Directions.
Select all lines holding the word "了解社会" from the entries that follow.

Extracted information.
_ _ _ _

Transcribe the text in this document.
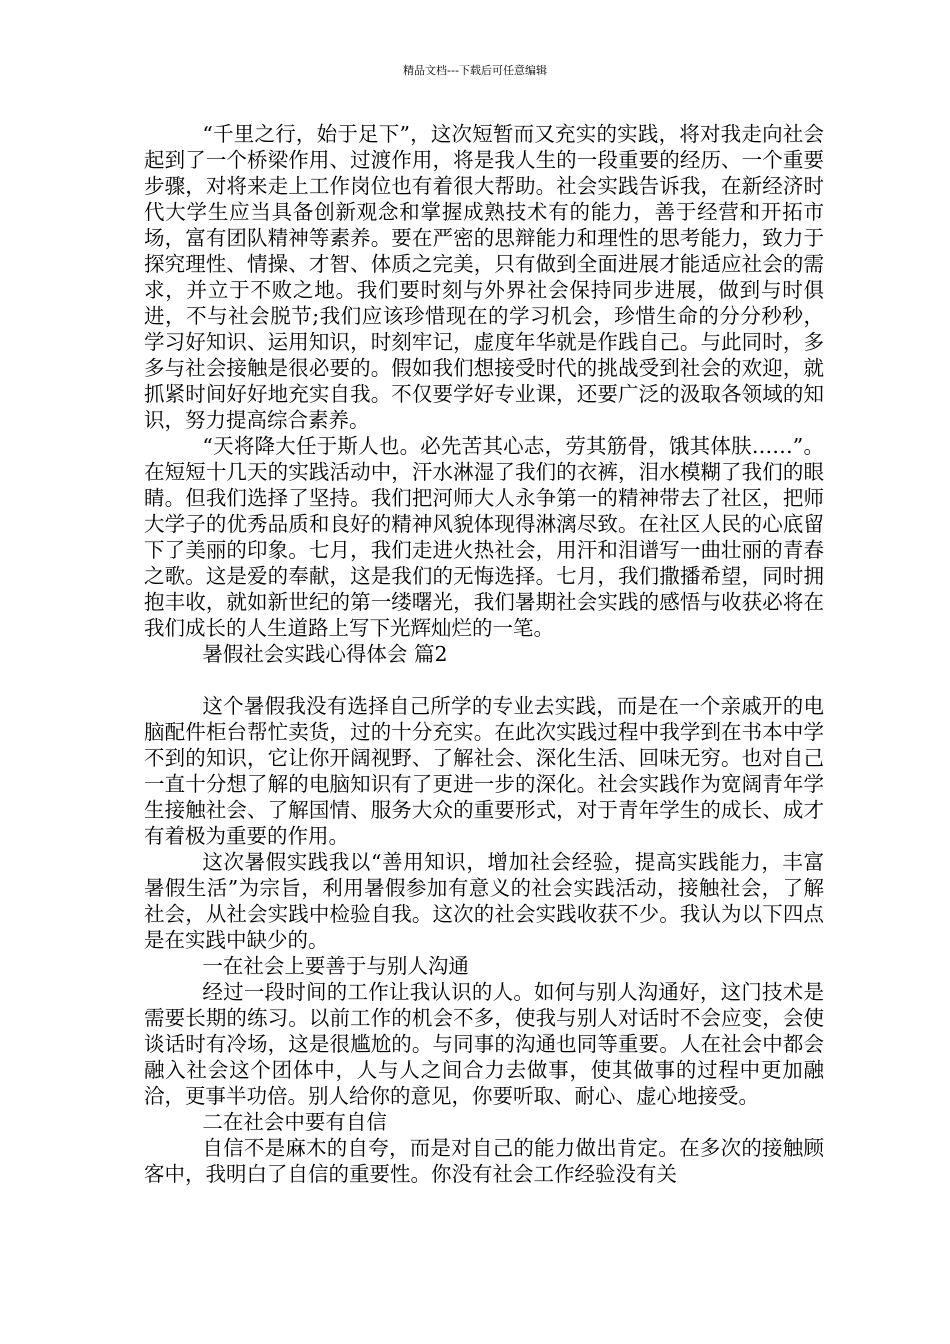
精品文档---下载后可任意编辑

“千里之行，始于足下”，这次短暂而又充实的实践，将对我走向社会起到了一个桥梁作用、过渡作用，将是我人生的一段重要的经历、一个重要步骤，对将来走上工作岗位也有着很大帮助。社会实践告诉我，在新经济时代大学生应当具备创新观念和掌握成熟技术有的能力，善于经营和开拓市场，富有团队精神等素养。要在严密的思辩能力和理性的思考能力，致力于探究理性、情操、才智、体质之完美，只有做到全面进展才能适应社会的需求，并立于不败之地。我们要时刻与外界社会保持同步进展，做到与时俱进，不与社会脱节;我们应该珍惜现在的学习机会，珍惜生命的分分秒秒，学习好知识、运用知识，时刻牢记，虚度年华就是作践自己。与此同时，多多与社会接触是很必要的。假如我们想接受时代的挑战受到社会的欢迎，就抓紧时间好好地充实自我。不仅要学好专业课，还要广泛的汲取各领域的知识，努力提高综合素养。

“天将降大任于斯人也。必先苦其心志，劳其筋骨，饿其体肤……”。在短短十几天的实践活动中，汗水淋湿了我们的衣裤，泪水模糊了我们的眼睛。但我们选择了坚持。我们把河师大人永争第一的精神带去了社区，把师大学子的优秀品质和良好的精神风貌体现得淋漓尽致。在社区人民的心底留下了美丽的印象。七月，我们走进火热社会，用汗和泪谱写一曲壮丽的青春之歌。这是爱的奉献，这是我们的无悔选择。七月，我们撒播希望，同时拥抱丰收，就如新世纪的第一缕曙光，我们暑期社会实践的感悟与收获必将在我们成长的人生道路上写下光辉灿烂的一笔。

暑假社会实践心得体会 篇2

这个暑假我没有选择自己所学的专业去实践，而是在一个亲戚开的电脑配件柜台帮忙卖货，过的十分充实。在此次实践过程中我学到在书本中学不到的知识，它让你开阔视野、了解社会、深化生活、回味无穷。也对自己一直十分想了解的电脑知识有了更进一步的深化。社会实践作为宽阔青年学生接触社会、了解国情、服务大众的重要形式，对于青年学生的成长、成才有着极为重要的作用。

这次暑假实践我以“善用知识，增加社会经验，提高实践能力，丰富暑假生活”为宗旨，利用暑假参加有意义的社会实践活动，接触社会，了解社会，从社会实践中检验自我。这次的社会实践收获不少。我认为以下四点是在实践中缺少的。

一在社会上要善于与别人沟通

经过一段时间的工作让我认识的人。如何与别人沟通好，这门技术是需要长期的练习。以前工作的机会不多，使我与别人对话时不会应变，会使谈话时有冷场，这是很尴尬的。与同事的沟通也同等重要。人在社会中都会融入社会这个团体中，人与人之间合力去做事，使其做事的过程中更加融洽，更事半功倍。别人给你的意见，你要听取、耐心、虚心地接受。

二在社会中要有自信

自信不是麻木的自夸，而是对自己的能力做出肯定。在多次的接触顾客中，我明白了自信的重要性。你没有社会工作经验没有关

_ _ _ _

Solution to this task.
这个暑假我没有选择自己所学的专业去实践，而是在一个亲戚开的电脑配件柜台帮忙卖货，过的十分充实。在此次实践过程中我学到在书本中学不到的知识，它让你开阔视野、了解社会、深化生活、回味无穷。也对自己一直十分想了解的电脑知识有了更进一步的深化。社会实践作为宽阔青年学生接触社会、了解国情、服务大众的重要形式，对于青年学生的成长、成才有着极为重要的作用。
这次暑假实践我以“善用知识，增加社会经验，提高实践能力，丰富暑假生活”为宗旨，利用暑假参加有意义的社会实践活动，接触社会，了解社会，从社会实践中检验自我。这次的社会实践收获不少。我认为以下四点是在实践中缺少的。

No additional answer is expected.